▶ [Stated exercise]:
Count the lines containing "mince" in the entries underneath, and state that count without anything else.

▶ [Data section]:
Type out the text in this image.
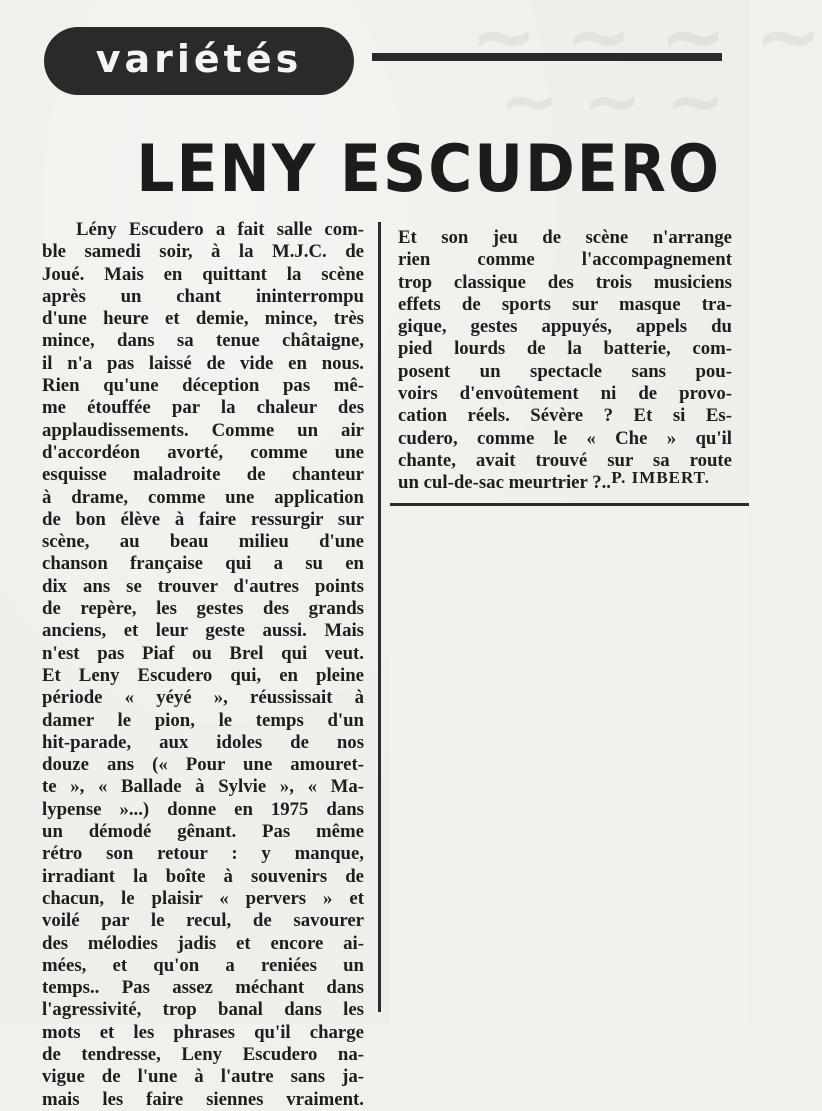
~ ~ ~ ~
~ ~ ~
variétés
LENY ESCUDERO
Lény Escudero a fait salle com-
ble samedi soir, à la M.J.C. de
Joué. Mais en quittant la scène
après un chant ininterrompu
d'une heure et demie, mince, très
mince, dans sa tenue châtaigne,
il n'a pas laissé de vide en nous.
Rien qu'une déception pas mê-
me étouffée par la chaleur des
applaudissements. Comme un air
d'accordéon avorté, comme une
esquisse maladroite de chanteur
à drame, comme une application
de bon élève à faire ressurgir sur
scène, au beau milieu d'une
chanson française qui a su en
dix ans se trouver d'autres points
de repère, les gestes des grands
anciens, et leur geste aussi. Mais
n'est pas Piaf ou Brel qui veut.
Et Leny Escudero qui, en pleine
période « yéyé », réussissait à
damer le pion, le temps d'un
hit-parade, aux idoles de nos
douze ans (« Pour une amouret-
te », « Ballade à Sylvie », « Ma-
lypense »...) donne en 1975 dans
un démodé gênant. Pas même
rétro son retour : y manque,
irradiant la boîte à souvenirs de
chacun, le plaisir « pervers » et
voilé par le recul, de savourer
des mélodies jadis et encore ai-
mées, et qu'on a reniées un
temps.. Pas assez méchant dans
l'agressivité, trop banal dans les
mots et les phrases qu'il charge
de tendresse, Leny Escudero na-
vigue de l'une à l'autre sans ja-
mais les faire siennes vraiment.
Et son jeu de scène n'arrange
rien comme l'accompagnement
trop classique des trois musiciens
effets de sports sur masque tra-
gique, gestes appuyés, appels du
pied lourds de la batterie, com-
posent un spectacle sans pou-
voirs d'envoûtement ni de provo-
cation réels. Sévère ? Et si Es-
cudero, comme le « Che » qu'il
chante, avait trouvé sur sa route
un cul-de-sac meurtrier ?.. P. IMBERT.
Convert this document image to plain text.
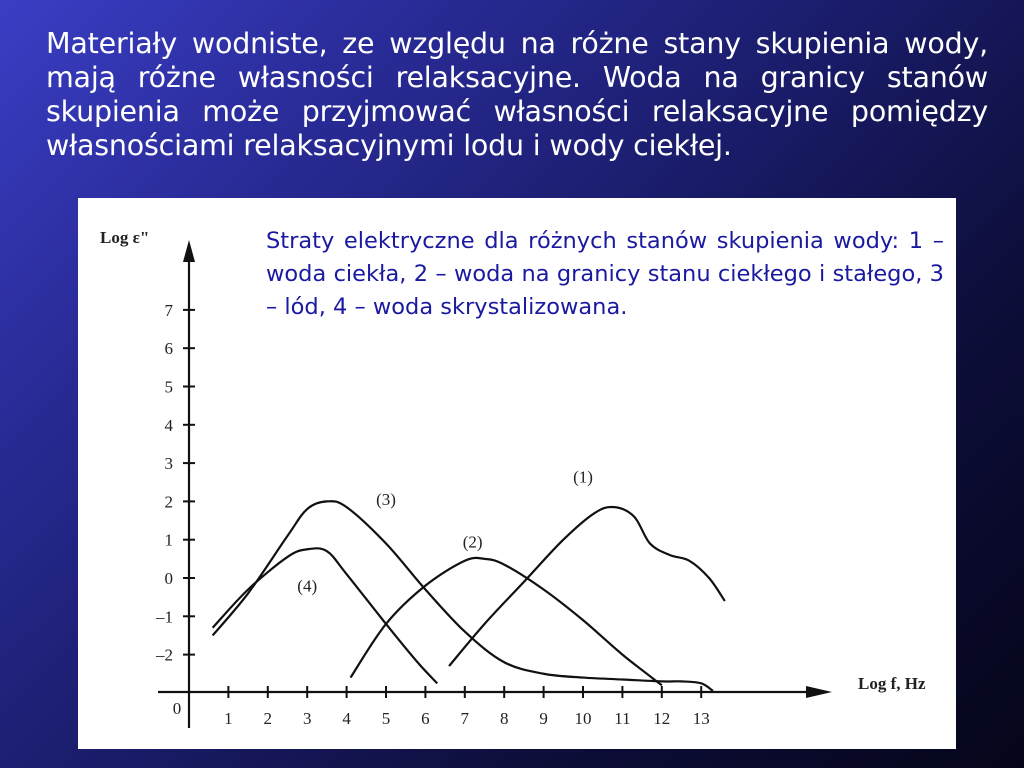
Materiały wodniste, ze względu na różne stany skupienia wody, mają różne własności relaksacyjne. Woda na granicy stanów skupienia może przyjmować własności relaksacyjne pomiędzy własnościami relaksacyjnymi lodu i wody ciekłej.
0
1 2 3 4 5 6 7 8 9 10 11 12 13
7
6
5
4
3
2
1
0
–1
–2
Log ε"
Log f, Hz
(1)
(2)
(3)
(4)
Straty elektryczne dla różnych stanów skupienia wody: 1 – woda ciekła, 2 – woda na granicy stanu ciekłego i stałego, 3 – lód, 4 – woda skrystalizowana.
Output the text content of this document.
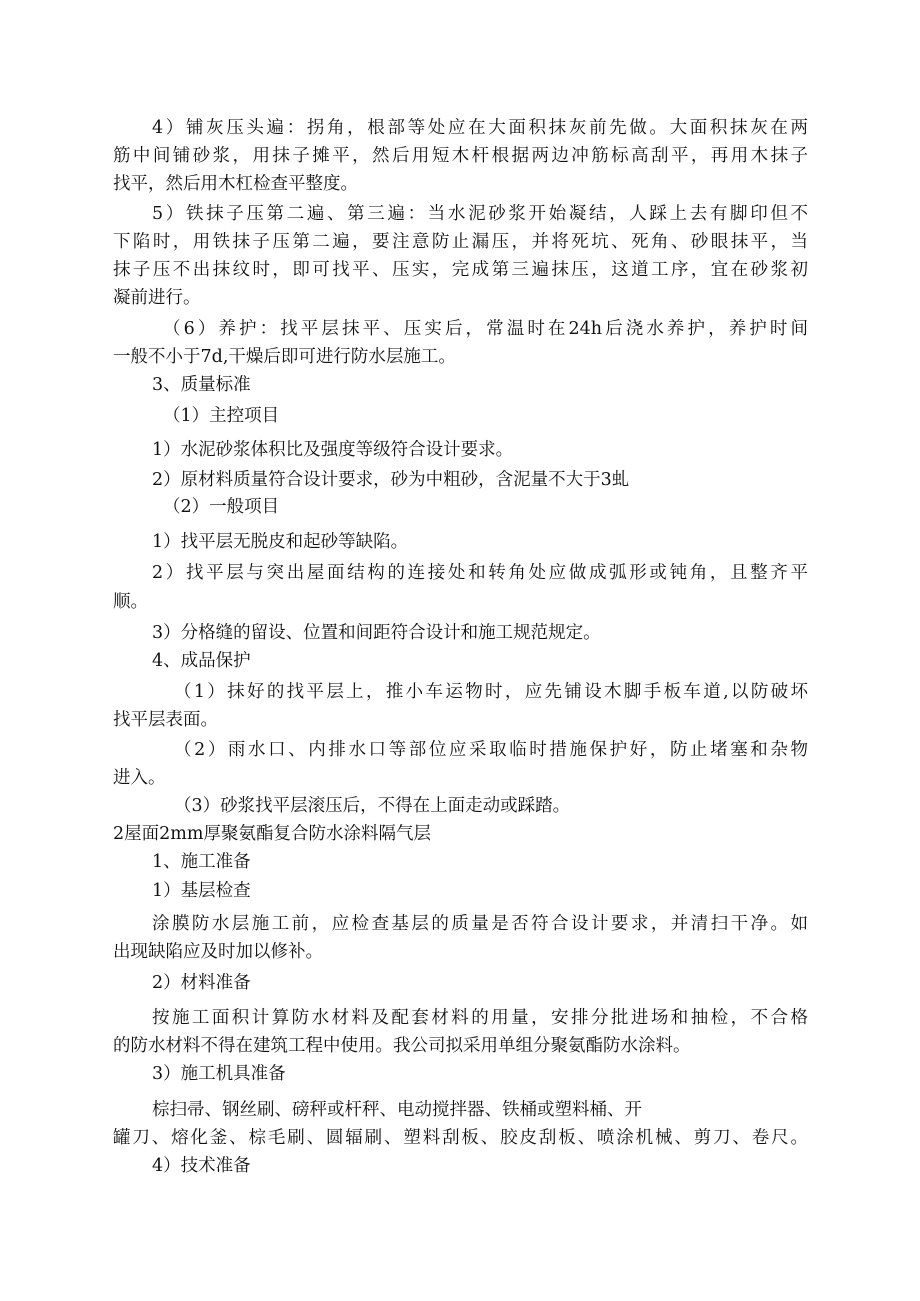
4）铺灰压头遍：拐角，根部等处应在大面积抹灰前先做。大面积抹灰在两
筋中间铺砂浆，用抹子摊平，然后用短木杆根据两边冲筋标高刮平，再用木抹子
找平，然后用木杠检查平整度。
5）铁抹子压第二遍、第三遍：当水泥砂浆开始凝结，人踩上去有脚印但不
下陷时，用铁抹子压第二遍，要注意防止漏压，并将死坑、死角、砂眼抹平，当
抹子压不出抹纹时，即可找平、压实，完成第三遍抹压，这道工序，宜在砂浆初
凝前进行。
（6）养护：找平层抹平、压实后，常温时在24h后浇水养护，养护时间
一般不小于7d,干燥后即可进行防水层施工。
3、质量标准
（1）主控项目
1）水泥砂浆体积比及强度等级符合设计要求。
2）原材料质量符合设计要求，砂为中粗砂，含泥量不大于3虬
（2）一般项目
1）找平层无脱皮和起砂等缺陷。
2）找平层与突出屋面结构的连接处和转角处应做成弧形或钝角，且整齐平
顺。
3）分格缝的留设、位置和间距符合设计和施工规范规定。
4、成品保护
（1）抹好的找平层上，推小车运物时，应先铺设木脚手板车道,以防破坏
找平层表面。
（2）雨水口、内排水口等部位应采取临时措施保护好，防止堵塞和杂物
进入。
（3）砂浆找平层滚压后，不得在上面走动或踩踏。
2屋面2mm厚聚氨酯复合防水涂料隔气层
1、施工准备
1）基层检查
涂膜防水层施工前，应检查基层的质量是否符合设计要求，并清扫干净。如
出现缺陷应及时加以修补。
2）材料准备
按施工面积计算防水材料及配套材料的用量，安排分批进场和抽检，不合格
的防水材料不得在建筑工程中使用。我公司拟采用单组分聚氨酯防水涂料。
3）施工机具准备
棕扫帚、钢丝刷、磅秤或杆秤、电动搅拌器、铁桶或塑料桶、开
罐刀、熔化釜、棕毛刷、圆辐刷、塑料刮板、胶皮刮板、喷涂机械、剪刀、卷尺。
4）技术准备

▶ [Exercise solution]:
2